[start]

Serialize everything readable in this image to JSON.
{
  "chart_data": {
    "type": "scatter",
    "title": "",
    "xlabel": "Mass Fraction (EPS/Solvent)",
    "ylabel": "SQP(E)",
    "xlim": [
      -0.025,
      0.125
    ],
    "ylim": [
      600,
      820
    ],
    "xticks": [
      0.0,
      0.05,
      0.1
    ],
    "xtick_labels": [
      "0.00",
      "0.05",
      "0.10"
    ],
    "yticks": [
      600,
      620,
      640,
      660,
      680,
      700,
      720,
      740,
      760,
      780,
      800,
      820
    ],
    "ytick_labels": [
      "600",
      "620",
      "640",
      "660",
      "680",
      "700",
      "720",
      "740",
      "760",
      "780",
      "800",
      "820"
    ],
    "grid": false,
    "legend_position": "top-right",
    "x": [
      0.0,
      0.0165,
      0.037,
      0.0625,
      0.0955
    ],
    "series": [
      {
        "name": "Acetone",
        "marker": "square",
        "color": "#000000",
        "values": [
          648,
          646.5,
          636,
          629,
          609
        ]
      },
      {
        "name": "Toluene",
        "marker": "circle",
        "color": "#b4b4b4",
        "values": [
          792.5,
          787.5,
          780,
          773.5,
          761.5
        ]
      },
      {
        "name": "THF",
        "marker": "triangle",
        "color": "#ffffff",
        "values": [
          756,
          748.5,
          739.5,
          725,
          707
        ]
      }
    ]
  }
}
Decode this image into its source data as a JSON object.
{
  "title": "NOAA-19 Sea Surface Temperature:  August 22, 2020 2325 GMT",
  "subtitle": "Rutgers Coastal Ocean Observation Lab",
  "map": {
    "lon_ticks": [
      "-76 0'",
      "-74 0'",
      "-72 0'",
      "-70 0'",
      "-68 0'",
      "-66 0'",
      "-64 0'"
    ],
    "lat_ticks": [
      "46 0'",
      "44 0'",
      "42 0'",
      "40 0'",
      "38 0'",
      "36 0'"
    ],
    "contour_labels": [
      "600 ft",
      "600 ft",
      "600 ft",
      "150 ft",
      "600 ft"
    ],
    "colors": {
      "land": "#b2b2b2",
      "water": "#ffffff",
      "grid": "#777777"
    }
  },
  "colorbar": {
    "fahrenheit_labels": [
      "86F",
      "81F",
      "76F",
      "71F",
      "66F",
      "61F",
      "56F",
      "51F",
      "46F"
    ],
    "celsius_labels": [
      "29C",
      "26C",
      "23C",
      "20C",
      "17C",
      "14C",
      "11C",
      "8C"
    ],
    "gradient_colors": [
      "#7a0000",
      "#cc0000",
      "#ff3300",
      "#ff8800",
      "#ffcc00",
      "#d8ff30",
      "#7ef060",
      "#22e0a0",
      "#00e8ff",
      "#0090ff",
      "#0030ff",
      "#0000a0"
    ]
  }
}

[end]

Brief: Repeat each record in full; every line must match exactly.

Complete output:
Serialize everything readable in this image to JSON.
{
  "chart_data": {
    "type": "scatter",
    "title": "",
    "xlabel": "Mass Fraction (EPS/Solvent)",
    "ylabel": "SQP(E)",
    "xlim": [
      -0.025,
      0.125
    ],
    "ylim": [
      600,
      820
    ],
    "xticks": [
      0.0,
      0.05,
      0.1
    ],
    "xtick_labels": [
      "0.00",
      "0.05",
      "0.10"
    ],
    "yticks": [
      600,
      620,
      640,
      660,
      680,
      700,
      720,
      740,
      760,
      780,
      800,
      820
    ],
    "ytick_labels": [
      "600",
      "620",
      "640",
      "660",
      "680",
      "700",
      "720",
      "740",
      "760",
      "780",
      "800",
      "820"
    ],
    "grid": false,
    "legend_position": "top-right",
    "x": [
      0.0,
      0.0165,
      0.037,
      0.0625,
      0.0955
    ],
    "series": [
      {
        "name": "Acetone",
        "marker": "square",
        "color": "#000000",
        "values": [
          648,
          646.5,
          636,
          629,
          609
        ]
      },
      {
        "name": "Toluene",
        "marker": "circle",
        "color": "#b4b4b4",
        "values": [
          792.5,
          787.5,
          780,
          773.5,
          761.5
        ]
      },
      {
        "name": "THF",
        "marker": "triangle",
        "color": "#ffffff",
        "values": [
          756,
          748.5,
          739.5,
          725,
          707
        ]
      }
    ]
  }
}
Decode this image into its source data as a JSON object.
{
  "title": "NOAA-19 Sea Surface Temperature:  August 22, 2020 2325 GMT",
  "subtitle": "Rutgers Coastal Ocean Observation Lab",
  "map": {
    "lon_ticks": [
      "-76 0'",
      "-74 0'",
      "-72 0'",
      "-70 0'",
      "-68 0'",
      "-66 0'",
      "-64 0'"
    ],
    "lat_ticks": [
      "46 0'",
      "44 0'",
      "42 0'",
      "40 0'",
      "38 0'",
      "36 0'"
    ],
    "contour_labels": [
      "600 ft",
      "600 ft",
      "600 ft",
      "150 ft",
      "600 ft"
    ],
    "colors": {
      "land": "#b2b2b2",
      "water": "#ffffff",
      "grid": "#777777"
    }
  },
  "colorbar": {
    "fahrenheit_labels": [
      "86F",
      "81F",
      "76F",
      "71F",
      "66F",
      "61F",
      "56F",
      "51F",
      "46F"
    ],
    "celsius_labels": [
      "29C",
      "26C",
      "23C",
      "20C",
      "17C",
      "14C",
      "11C",
      "8C"
    ],
    "gradient_colors": [
      "#7a0000",
      "#cc0000",
      "#ff3300",
      "#ff8800",
      "#ffcc00",
      "#d8ff30",
      "#7ef060",
      "#22e0a0",
      "#00e8ff",
      "#0090ff",
      "#0030ff",
      "#0000a0"
    ]
  }
}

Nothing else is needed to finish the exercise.